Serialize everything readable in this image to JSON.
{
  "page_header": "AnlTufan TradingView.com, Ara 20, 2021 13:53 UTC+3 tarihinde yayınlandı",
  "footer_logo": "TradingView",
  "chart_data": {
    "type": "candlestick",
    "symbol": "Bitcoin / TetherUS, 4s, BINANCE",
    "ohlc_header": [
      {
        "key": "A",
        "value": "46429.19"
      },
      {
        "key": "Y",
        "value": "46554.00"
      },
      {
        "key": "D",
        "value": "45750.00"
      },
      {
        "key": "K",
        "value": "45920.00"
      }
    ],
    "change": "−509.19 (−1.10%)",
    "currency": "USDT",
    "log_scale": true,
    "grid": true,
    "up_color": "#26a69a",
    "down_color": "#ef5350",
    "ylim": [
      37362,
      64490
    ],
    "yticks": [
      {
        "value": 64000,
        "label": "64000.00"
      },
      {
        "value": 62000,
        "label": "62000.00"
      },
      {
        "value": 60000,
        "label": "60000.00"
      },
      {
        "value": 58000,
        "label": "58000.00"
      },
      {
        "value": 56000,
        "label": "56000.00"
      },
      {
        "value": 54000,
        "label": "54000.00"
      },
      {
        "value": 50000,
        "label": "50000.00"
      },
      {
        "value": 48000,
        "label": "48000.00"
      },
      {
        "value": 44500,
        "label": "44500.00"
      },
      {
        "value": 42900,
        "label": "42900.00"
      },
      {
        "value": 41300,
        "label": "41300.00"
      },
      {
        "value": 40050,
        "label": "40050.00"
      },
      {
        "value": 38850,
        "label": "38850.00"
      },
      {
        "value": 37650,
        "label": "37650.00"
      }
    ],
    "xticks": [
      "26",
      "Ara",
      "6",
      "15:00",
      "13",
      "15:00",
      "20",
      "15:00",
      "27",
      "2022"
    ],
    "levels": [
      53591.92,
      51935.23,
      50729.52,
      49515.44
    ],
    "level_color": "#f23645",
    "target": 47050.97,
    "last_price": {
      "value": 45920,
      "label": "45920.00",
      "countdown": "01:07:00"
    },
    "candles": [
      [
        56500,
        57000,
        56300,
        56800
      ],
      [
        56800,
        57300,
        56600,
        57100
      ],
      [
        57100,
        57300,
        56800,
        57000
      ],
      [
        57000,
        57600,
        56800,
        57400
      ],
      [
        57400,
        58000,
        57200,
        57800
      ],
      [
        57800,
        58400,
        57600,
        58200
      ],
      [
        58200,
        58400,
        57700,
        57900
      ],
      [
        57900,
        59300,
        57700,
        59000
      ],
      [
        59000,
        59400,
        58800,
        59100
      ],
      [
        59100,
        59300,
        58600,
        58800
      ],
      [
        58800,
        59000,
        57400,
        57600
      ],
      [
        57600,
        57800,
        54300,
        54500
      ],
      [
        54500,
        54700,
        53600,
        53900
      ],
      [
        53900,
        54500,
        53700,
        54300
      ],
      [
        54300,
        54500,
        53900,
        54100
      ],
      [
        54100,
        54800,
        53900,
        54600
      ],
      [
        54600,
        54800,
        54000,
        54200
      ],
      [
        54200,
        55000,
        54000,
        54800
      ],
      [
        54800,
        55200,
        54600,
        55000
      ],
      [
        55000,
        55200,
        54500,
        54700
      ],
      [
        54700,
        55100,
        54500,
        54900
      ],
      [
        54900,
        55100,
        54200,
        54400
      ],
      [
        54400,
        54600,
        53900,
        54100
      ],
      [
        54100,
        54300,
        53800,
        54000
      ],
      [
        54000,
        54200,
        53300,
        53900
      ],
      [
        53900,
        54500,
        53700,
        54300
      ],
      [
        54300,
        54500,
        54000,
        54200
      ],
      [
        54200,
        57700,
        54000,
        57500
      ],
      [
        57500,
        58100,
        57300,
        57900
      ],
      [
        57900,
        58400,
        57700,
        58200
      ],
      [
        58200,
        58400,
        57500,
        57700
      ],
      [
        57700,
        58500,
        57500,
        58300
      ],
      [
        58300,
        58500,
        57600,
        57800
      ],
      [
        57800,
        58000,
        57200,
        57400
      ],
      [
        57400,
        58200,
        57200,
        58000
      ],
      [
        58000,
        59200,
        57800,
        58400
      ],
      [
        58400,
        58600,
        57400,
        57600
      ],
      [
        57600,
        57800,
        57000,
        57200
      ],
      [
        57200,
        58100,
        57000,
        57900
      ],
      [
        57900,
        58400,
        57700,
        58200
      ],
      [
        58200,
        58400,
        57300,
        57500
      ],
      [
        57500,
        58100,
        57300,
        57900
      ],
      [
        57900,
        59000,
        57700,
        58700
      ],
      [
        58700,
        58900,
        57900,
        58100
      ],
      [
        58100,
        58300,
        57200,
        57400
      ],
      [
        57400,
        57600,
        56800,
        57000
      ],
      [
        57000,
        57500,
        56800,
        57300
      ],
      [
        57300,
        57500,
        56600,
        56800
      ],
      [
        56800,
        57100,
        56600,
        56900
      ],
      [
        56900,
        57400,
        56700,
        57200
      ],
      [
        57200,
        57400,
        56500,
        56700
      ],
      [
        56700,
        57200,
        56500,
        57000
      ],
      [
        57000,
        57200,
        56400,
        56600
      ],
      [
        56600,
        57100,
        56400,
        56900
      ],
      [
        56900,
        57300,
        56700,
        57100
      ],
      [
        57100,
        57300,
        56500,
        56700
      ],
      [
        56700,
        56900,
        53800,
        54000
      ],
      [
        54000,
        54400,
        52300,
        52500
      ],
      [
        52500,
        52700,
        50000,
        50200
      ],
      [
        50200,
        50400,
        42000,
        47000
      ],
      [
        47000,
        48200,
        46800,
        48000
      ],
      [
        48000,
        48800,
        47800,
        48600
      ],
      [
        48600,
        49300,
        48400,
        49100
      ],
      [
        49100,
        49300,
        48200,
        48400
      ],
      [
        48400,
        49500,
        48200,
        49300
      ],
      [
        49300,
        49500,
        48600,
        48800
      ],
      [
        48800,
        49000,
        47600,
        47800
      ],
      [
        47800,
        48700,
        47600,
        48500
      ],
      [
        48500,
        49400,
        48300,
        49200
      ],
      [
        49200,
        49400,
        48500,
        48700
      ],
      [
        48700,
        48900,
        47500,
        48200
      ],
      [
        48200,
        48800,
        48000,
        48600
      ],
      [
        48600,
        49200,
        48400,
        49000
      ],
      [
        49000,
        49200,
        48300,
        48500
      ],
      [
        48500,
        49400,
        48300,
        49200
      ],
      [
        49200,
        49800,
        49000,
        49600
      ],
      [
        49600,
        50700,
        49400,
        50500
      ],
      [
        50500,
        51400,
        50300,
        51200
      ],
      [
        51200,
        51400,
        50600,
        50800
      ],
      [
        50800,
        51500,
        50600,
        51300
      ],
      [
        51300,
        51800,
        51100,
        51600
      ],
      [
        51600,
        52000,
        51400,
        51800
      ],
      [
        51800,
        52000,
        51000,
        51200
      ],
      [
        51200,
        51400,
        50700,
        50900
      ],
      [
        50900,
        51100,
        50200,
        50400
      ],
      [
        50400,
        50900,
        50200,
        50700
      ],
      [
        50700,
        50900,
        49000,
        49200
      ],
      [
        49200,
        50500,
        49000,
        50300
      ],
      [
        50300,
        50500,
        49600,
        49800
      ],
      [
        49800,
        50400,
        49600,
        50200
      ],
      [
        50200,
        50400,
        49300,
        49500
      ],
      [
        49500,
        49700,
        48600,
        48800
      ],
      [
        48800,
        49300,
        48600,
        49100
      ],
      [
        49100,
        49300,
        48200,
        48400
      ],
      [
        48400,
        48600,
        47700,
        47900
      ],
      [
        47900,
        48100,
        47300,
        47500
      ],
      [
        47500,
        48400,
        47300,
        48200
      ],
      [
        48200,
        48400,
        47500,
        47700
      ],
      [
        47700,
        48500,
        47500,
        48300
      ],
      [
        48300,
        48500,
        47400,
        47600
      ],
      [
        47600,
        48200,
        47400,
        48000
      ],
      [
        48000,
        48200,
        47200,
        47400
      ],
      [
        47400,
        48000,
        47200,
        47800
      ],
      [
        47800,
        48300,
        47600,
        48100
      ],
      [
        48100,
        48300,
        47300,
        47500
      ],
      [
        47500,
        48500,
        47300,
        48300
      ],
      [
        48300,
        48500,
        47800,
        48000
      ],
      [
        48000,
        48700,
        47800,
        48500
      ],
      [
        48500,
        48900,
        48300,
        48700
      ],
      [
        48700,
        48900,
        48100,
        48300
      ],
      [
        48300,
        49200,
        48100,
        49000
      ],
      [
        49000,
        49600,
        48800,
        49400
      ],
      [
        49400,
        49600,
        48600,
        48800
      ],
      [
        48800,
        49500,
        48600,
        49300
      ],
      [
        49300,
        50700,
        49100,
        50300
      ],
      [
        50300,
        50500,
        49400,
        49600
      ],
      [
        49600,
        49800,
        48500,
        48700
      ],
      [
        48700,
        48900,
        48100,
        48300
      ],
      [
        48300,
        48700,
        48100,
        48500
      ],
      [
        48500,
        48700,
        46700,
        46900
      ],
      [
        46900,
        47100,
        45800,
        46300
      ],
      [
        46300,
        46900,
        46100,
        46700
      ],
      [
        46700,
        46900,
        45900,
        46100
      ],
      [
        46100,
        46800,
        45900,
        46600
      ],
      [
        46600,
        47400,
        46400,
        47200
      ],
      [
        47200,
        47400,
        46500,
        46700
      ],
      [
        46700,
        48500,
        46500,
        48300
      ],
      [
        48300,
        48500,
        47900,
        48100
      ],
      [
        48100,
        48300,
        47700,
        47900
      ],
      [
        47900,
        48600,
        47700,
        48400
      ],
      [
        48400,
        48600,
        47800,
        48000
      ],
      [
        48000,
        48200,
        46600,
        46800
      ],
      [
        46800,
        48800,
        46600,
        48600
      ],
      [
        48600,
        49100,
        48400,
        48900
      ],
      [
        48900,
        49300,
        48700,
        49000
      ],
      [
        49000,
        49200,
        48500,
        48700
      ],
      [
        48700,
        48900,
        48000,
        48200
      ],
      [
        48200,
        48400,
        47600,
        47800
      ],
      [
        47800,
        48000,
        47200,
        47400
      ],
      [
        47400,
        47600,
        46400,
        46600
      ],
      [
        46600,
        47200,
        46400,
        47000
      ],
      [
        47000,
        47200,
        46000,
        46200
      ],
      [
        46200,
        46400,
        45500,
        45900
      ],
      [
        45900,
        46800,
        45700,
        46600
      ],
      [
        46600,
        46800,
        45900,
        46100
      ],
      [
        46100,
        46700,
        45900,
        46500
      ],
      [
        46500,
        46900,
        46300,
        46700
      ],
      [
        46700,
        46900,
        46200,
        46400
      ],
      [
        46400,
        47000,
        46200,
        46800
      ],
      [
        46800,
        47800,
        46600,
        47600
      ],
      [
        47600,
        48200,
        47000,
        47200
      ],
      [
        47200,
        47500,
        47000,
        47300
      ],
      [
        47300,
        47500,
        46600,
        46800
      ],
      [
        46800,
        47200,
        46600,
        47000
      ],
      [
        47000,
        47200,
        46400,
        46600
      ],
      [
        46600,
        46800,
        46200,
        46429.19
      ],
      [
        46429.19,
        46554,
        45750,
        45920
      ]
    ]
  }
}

* * *

## PROBLEM TO WORK ON
Find the lines above that include the string "TradingView" and copy them.

## SOLUTION TO THIS EXERCISE
  "page_header": "AnlTufan TradingView.com, Ara 20, 2021 13:53 UTC+3 tarihinde yayınlandı",
  "footer_logo": "TradingView",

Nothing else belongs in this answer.